WHAT IS EXPECTED: Spot each line in the records below where the word "Swaying" occurs, then copy it.

PROVIDED MATERIAL:

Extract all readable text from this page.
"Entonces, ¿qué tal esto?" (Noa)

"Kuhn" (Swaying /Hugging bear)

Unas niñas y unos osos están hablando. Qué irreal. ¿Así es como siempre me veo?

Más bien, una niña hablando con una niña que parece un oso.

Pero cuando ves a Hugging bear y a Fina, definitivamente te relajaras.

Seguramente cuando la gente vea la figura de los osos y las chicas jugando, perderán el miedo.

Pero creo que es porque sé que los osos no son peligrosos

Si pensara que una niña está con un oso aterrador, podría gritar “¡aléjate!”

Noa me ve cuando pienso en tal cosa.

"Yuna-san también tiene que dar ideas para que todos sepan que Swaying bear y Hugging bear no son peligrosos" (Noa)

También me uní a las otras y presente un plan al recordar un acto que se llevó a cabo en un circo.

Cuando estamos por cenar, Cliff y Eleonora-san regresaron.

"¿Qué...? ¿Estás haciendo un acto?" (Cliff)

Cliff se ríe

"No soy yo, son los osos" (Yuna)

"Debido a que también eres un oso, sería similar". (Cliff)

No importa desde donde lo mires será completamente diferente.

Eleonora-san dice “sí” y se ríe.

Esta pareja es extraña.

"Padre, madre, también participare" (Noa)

TASK OUTPUT:
"Kuhn" (Swaying /Hugging bear)
"Yuna-san también tiene que dar ideas para que todos sepan que Swaying bear y Hugging bear no son peligrosos" (Noa)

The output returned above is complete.